● **Given instruction**: Resume the FunASR llama.cpp runtime release notes after their final line, continuing in the same style.

● **Extracted text**:

Releases: FunAudioLLM/Fun-ASR
FunASR llama.cpp runtime v0.1.3
Portable rebuild of the FunASR llama.cpp / GGUF runtime binaries.
This release rebuilds the v0.1.2 runtime with conservative CPU flags for the generic x64 assets. In particular, it disables ggml native CPU tuning and high-ISA AVX/AVX2/AVX512/VNNI/FMA/F16C/BMI2 flags so the prebuilt binaries do not depend on the GitHub Actions runner CPU instruction set.
Use this version if v0.1.2 crashes with Illegal instruction, SIGILL, or Windows error 0xC000001D.
FunASR llama.cpp runtime v0.1.2
Prebuilt self-contained binaries for running Fun-ASR-Nano (and SenseVoice / Paraformer) locally with the FunASR llama.cpp / GGUF runtime — built-in FSMN-VAD, whisper.cpp-style on-device ASR, strong on Chinese.
New: q8 GGUF models are ~half the size of f16 with the same accuracy.
bash download-funasr-model.sh nano ./gguf
llama-funasr-cli --enc ./gguf/funasr-encoder-f16.gguf -m ./gguf/qwen3-0.6b-q8_0.gguf -a audio.wav --vad ./gguf/fsmn-vad.ggufNo Python, no build. Linux (x64/arm64), macOS (arm64), Windows (x64). Docs: runtime/llama.cpp/README.md.
FunASR llama.cpp runtime v0.1.1
Prebuilt, self-contained binaries to run Fun-ASR-Nano (and SenseVoice / Paraformer) locally with the FunASR llama.cpp / GGUF runtime — built-in FSMN-VAD, whisper.cpp-style on-device ASR, strong on Chinese.

● **Provided data**:
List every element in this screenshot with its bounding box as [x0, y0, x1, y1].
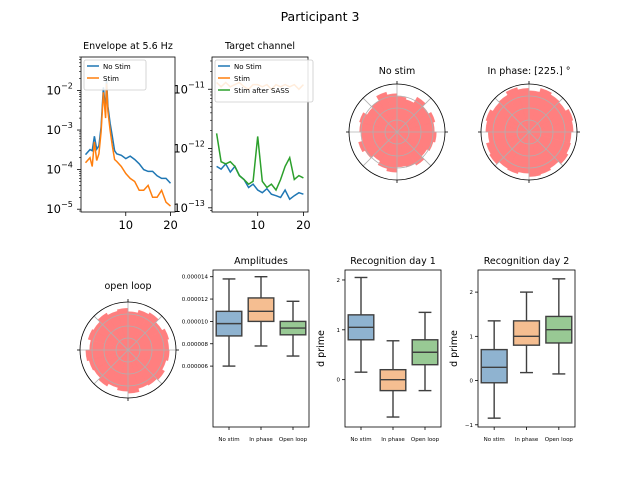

● **Result of this exercise**:
bash download-funasr-model.sh nano ./gguf
llama-funasr-cli --enc ./gguf/funasr-encoder-f16.gguf -m ./gguf/qwen3-0.6b-q8_0.gguf -a audio.wav --vad ./gguf/fsmn-vad.ggufNo Python, no build, no torch. Binaries for Linux (x64/arm64), macOS (arm64), Windows (x64). Docs: runtime/llama.cpp/README.md. CER (micro-avg): Fun-ASR-Nano 8.30% vs whisper.cpp small 22%.
v1.0.0: Fun-ASR-Nano — 31-Language End-to-End Speech Recognition
Fun-ASR-Nano v1.0.0
The first official release of Fun-ASR-Nano, an end-to-end speech recognition large model trained on tens of millions of hours of real speech data.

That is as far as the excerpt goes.